◆ Entries provided
— Begin —
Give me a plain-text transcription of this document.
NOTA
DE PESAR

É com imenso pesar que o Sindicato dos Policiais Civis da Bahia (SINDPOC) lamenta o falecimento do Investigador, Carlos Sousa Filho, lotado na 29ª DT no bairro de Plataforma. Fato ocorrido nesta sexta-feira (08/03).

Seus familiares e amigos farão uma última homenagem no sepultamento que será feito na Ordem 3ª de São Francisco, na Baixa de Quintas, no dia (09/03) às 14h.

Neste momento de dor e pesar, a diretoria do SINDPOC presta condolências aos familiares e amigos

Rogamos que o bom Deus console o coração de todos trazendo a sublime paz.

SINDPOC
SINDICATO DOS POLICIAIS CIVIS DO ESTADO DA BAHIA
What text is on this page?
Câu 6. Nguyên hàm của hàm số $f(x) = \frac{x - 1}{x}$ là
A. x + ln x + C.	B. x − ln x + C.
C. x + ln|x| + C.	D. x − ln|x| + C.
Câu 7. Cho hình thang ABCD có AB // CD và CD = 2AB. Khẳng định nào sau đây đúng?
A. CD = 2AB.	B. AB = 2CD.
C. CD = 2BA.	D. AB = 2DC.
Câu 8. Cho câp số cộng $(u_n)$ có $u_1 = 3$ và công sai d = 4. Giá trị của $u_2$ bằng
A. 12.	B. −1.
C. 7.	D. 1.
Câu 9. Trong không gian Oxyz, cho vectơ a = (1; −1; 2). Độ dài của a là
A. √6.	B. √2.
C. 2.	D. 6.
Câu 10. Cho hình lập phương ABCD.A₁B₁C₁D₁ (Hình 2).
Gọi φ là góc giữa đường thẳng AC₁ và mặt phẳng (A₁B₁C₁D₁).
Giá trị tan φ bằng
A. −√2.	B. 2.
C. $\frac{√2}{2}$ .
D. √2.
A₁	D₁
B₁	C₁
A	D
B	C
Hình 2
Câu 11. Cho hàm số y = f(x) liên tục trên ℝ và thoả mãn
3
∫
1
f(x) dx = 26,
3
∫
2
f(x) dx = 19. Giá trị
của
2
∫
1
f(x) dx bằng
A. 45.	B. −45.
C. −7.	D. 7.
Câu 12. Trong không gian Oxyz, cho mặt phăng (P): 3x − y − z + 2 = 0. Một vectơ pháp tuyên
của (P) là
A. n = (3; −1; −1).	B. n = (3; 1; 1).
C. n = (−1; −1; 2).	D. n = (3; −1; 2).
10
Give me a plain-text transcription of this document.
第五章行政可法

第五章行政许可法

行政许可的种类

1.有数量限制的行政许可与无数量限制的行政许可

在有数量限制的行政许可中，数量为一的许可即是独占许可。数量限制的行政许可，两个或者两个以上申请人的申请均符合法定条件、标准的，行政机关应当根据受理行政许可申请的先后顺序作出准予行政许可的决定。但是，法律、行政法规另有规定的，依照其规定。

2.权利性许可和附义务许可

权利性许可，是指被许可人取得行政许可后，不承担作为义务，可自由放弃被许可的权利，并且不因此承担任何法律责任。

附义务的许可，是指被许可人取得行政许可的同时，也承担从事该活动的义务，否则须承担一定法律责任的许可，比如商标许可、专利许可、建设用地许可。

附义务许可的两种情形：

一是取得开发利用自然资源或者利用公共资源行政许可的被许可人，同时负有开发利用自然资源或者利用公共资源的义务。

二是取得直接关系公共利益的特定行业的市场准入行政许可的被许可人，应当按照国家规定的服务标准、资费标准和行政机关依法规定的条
— End —
◆ What to produce
Copy every line in the entries above that has the string "SINDPOC" in it.

◆ Reply
É com imenso pesar que o Sindicato dos Policiais Civis da Bahia (SINDPOC) lamenta o falecimento do Investigador, Carlos Sousa Filho, lotado na 29ª DT no bairro de Plataforma. Fato ocorrido nesta sexta-feira (08/03).
Neste momento de dor e pesar, a diretoria do SINDPOC presta condolências aos familiares e amigos
SINDPOC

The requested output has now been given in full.